(Items from a dataset)
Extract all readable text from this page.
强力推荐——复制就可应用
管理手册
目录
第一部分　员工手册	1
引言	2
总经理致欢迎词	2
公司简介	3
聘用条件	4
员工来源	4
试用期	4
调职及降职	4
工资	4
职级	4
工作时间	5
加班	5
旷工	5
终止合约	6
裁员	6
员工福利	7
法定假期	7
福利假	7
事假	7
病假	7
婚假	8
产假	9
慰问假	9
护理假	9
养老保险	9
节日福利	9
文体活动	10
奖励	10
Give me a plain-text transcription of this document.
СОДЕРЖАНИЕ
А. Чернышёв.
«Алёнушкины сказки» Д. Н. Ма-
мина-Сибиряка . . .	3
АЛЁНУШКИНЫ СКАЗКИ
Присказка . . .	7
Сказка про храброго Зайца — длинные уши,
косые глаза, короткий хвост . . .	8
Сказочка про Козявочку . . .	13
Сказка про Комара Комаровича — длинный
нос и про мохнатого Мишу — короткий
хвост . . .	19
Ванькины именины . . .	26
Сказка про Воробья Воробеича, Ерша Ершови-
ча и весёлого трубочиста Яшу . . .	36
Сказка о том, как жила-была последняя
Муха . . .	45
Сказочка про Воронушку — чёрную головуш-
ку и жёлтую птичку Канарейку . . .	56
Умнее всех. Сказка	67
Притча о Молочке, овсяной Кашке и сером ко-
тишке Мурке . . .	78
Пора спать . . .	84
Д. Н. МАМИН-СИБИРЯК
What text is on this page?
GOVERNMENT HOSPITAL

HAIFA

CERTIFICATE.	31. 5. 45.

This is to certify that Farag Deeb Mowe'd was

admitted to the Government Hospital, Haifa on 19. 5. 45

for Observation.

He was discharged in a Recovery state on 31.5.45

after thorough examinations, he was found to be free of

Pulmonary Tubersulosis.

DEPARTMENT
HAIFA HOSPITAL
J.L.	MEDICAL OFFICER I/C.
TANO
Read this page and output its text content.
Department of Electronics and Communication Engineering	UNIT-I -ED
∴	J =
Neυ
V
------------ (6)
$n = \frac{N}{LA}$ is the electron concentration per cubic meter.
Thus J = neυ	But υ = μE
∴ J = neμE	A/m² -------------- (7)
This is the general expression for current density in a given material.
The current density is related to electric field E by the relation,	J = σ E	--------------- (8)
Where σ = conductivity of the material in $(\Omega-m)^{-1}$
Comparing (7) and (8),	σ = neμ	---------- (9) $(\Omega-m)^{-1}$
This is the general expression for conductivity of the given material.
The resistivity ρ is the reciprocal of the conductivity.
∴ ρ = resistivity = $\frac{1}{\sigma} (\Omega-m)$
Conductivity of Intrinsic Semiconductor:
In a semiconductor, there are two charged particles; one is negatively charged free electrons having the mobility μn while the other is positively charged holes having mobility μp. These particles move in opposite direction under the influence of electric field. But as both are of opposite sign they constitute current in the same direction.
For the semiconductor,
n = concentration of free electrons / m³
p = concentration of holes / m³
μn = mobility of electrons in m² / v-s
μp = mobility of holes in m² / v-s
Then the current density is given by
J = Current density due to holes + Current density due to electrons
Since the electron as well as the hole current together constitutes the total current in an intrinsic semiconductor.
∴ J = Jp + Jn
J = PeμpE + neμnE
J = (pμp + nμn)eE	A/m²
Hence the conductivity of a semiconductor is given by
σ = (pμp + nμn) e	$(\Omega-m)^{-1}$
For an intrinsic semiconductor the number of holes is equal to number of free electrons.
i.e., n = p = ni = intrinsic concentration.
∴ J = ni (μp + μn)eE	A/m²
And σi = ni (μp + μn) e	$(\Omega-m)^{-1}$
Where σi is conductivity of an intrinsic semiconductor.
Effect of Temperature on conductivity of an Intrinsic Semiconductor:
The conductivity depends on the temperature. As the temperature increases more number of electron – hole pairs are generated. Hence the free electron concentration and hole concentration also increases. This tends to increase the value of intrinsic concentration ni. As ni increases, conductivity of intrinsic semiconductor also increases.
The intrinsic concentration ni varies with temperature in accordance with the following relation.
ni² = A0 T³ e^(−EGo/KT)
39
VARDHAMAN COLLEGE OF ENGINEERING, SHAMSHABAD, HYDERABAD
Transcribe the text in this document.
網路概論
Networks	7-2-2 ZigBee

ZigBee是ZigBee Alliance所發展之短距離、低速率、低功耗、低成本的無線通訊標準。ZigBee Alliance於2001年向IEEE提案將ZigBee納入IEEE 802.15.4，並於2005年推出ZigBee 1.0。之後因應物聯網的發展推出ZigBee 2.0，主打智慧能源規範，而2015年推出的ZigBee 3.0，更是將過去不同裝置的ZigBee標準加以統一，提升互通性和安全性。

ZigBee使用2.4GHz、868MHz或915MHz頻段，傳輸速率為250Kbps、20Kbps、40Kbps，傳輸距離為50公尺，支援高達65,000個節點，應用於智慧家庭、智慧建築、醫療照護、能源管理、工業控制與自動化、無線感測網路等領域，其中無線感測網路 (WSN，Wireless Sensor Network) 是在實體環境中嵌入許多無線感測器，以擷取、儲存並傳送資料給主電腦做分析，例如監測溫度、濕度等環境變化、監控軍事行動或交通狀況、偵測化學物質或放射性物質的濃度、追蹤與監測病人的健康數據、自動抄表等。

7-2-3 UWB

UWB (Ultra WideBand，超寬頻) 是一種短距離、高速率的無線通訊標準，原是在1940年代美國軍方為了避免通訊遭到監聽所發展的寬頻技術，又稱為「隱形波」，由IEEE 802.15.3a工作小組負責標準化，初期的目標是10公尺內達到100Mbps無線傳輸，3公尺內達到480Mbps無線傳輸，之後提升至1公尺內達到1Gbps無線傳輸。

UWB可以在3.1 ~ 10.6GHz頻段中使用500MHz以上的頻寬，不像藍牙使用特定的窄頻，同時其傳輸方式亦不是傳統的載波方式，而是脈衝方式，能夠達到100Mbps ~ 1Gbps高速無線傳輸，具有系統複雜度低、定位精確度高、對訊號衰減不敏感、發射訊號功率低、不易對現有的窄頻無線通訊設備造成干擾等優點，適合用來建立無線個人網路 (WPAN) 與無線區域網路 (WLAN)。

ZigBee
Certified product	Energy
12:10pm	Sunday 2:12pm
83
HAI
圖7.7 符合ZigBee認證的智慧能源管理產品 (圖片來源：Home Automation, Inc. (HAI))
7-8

_WHAT TO DO_. Return each line of the data exactly as written above.

_WRITTEN SOLUTION_.
Extract all readable text from this page.
强力推荐——复制就可应用
管理手册
目录
第一部分　员工手册	1
引言	2
总经理致欢迎词	2
公司简介	3
聘用条件	4
员工来源	4
试用期	4
调职及降职	4
工资	4
职级	4
工作时间	5
加班	5
旷工	5
终止合约	6
裁员	6
员工福利	7
法定假期	7
福利假	7
事假	7
病假	7
婚假	8
产假	9
慰问假	9
护理假	9
养老保险	9
节日福利	9
文体活动	10
奖励	10
Give me a plain-text transcription of this document.
СОДЕРЖАНИЕ
А. Чернышёв.
«Алёнушкины сказки» Д. Н. Ма-
мина-Сибиряка . . .	3
АЛЁНУШКИНЫ СКАЗКИ
Присказка . . .	7
Сказка про храброго Зайца — длинные уши,
косые глаза, короткий хвост . . .	8
Сказочка про Козявочку . . .	13
Сказка про Комара Комаровича — длинный
нос и про мохнатого Мишу — короткий
хвост . . .	19
Ванькины именины . . .	26
Сказка про Воробья Воробеича, Ерша Ершови-
ча и весёлого трубочиста Яшу . . .	36
Сказка о том, как жила-была последняя
Муха . . .	45
Сказочка про Воронушку — чёрную головуш-
ку и жёлтую птичку Канарейку . . .	56
Умнее всех. Сказка	67
Притча о Молочке, овсяной Кашке и сером ко-
тишке Мурке . . .	78
Пора спать . . .	84
Д. Н. МАМИН-СИБИРЯК
What text is on this page?
GOVERNMENT HOSPITAL

HAIFA

CERTIFICATE.	31. 5. 45.

This is to certify that Farag Deeb Mowe'd was

admitted to the Government Hospital, Haifa on 19. 5. 45

for Observation.

He was discharged in a Recovery state on 31.5.45

after thorough examinations, he was found to be free of

Pulmonary Tubersulosis.

DEPARTMENT
HAIFA HOSPITAL
J.L.	MEDICAL OFFICER I/C.
TANO
Read this page and output its text content.
Department of Electronics and Communication Engineering	UNIT-I -ED
∴	J =
Neυ
V
------------ (6)
$n = \frac{N}{LA}$ is the electron concentration per cubic meter.
Thus J = neυ	But υ = μE
∴ J = neμE	A/m² -------------- (7)
This is the general expression for current density in a given material.
The current density is related to electric field E by the relation,	J = σ E	--------------- (8)
Where σ = conductivity of the material in $(\Omega-m)^{-1}$
Comparing (7) and (8),	σ = neμ	---------- (9) $(\Omega-m)^{-1}$
This is the general expression for conductivity of the given material.
The resistivity ρ is the reciprocal of the conductivity.
∴ ρ = resistivity = $\frac{1}{\sigma} (\Omega-m)$
Conductivity of Intrinsic Semiconductor:
In a semiconductor, there are two charged particles; one is negatively charged free electrons having the mobility μn while the other is positively charged holes having mobility μp. These particles move in opposite direction under the influence of electric field. But as both are of opposite sign they constitute current in the same direction.
For the semiconductor,
n = concentration of free electrons / m³
p = concentration of holes / m³
μn = mobility of electrons in m² / v-s
μp = mobility of holes in m² / v-s
Then the current density is given by
J = Current density due to holes + Current density due to electrons
Since the electron as well as the hole current together constitutes the total current in an intrinsic semiconductor.
∴ J = Jp + Jn
J = PeμpE + neμnE
J = (pμp + nμn)eE	A/m²
Hence the conductivity of a semiconductor is given by
σ = (pμp + nμn) e	$(\Omega-m)^{-1}$
For an intrinsic semiconductor the number of holes is equal to number of free electrons.
i.e., n = p = ni = intrinsic concentration.
∴ J = ni (μp + μn)eE	A/m²
And σi = ni (μp + μn) e	$(\Omega-m)^{-1}$
Where σi is conductivity of an intrinsic semiconductor.
Effect of Temperature on conductivity of an Intrinsic Semiconductor:
The conductivity depends on the temperature. As the temperature increases more number of electron – hole pairs are generated. Hence the free electron concentration and hole concentration also increases. This tends to increase the value of intrinsic concentration ni. As ni increases, conductivity of intrinsic semiconductor also increases.
The intrinsic concentration ni varies with temperature in accordance with the following relation.
ni² = A0 T³ e^(−EGo/KT)
39
VARDHAMAN COLLEGE OF ENGINEERING, SHAMSHABAD, HYDERABAD
Transcribe the text in this document.
網路概論
Networks	7-2-2 ZigBee

ZigBee是ZigBee Alliance所發展之短距離、低速率、低功耗、低成本的無線通訊標準。ZigBee Alliance於2001年向IEEE提案將ZigBee納入IEEE 802.15.4，並於2005年推出ZigBee 1.0。之後因應物聯網的發展推出ZigBee 2.0，主打智慧能源規範，而2015年推出的ZigBee 3.0，更是將過去不同裝置的ZigBee標準加以統一，提升互通性和安全性。

ZigBee使用2.4GHz、868MHz或915MHz頻段，傳輸速率為250Kbps、20Kbps、40Kbps，傳輸距離為50公尺，支援高達65,000個節點，應用於智慧家庭、智慧建築、醫療照護、能源管理、工業控制與自動化、無線感測網路等領域，其中無線感測網路 (WSN，Wireless Sensor Network) 是在實體環境中嵌入許多無線感測器，以擷取、儲存並傳送資料給主電腦做分析，例如監測溫度、濕度等環境變化、監控軍事行動或交通狀況、偵測化學物質或放射性物質的濃度、追蹤與監測病人的健康數據、自動抄表等。

7-2-3 UWB

UWB (Ultra WideBand，超寬頻) 是一種短距離、高速率的無線通訊標準，原是在1940年代美國軍方為了避免通訊遭到監聽所發展的寬頻技術，又稱為「隱形波」，由IEEE 802.15.3a工作小組負責標準化，初期的目標是10公尺內達到100Mbps無線傳輸，3公尺內達到480Mbps無線傳輸，之後提升至1公尺內達到1Gbps無線傳輸。

UWB可以在3.1 ~ 10.6GHz頻段中使用500MHz以上的頻寬，不像藍牙使用特定的窄頻，同時其傳輸方式亦不是傳統的載波方式，而是脈衝方式，能夠達到100Mbps ~ 1Gbps高速無線傳輸，具有系統複雜度低、定位精確度高、對訊號衰減不敏感、發射訊號功率低、不易對現有的窄頻無線通訊設備造成干擾等優點，適合用來建立無線個人網路 (WPAN) 與無線區域網路 (WLAN)。

ZigBee
Certified product	Energy
12:10pm	Sunday 2:12pm
83
HAI
圖7.7 符合ZigBee認證的智慧能源管理產品 (圖片來源：Home Automation, Inc. (HAI))
7-8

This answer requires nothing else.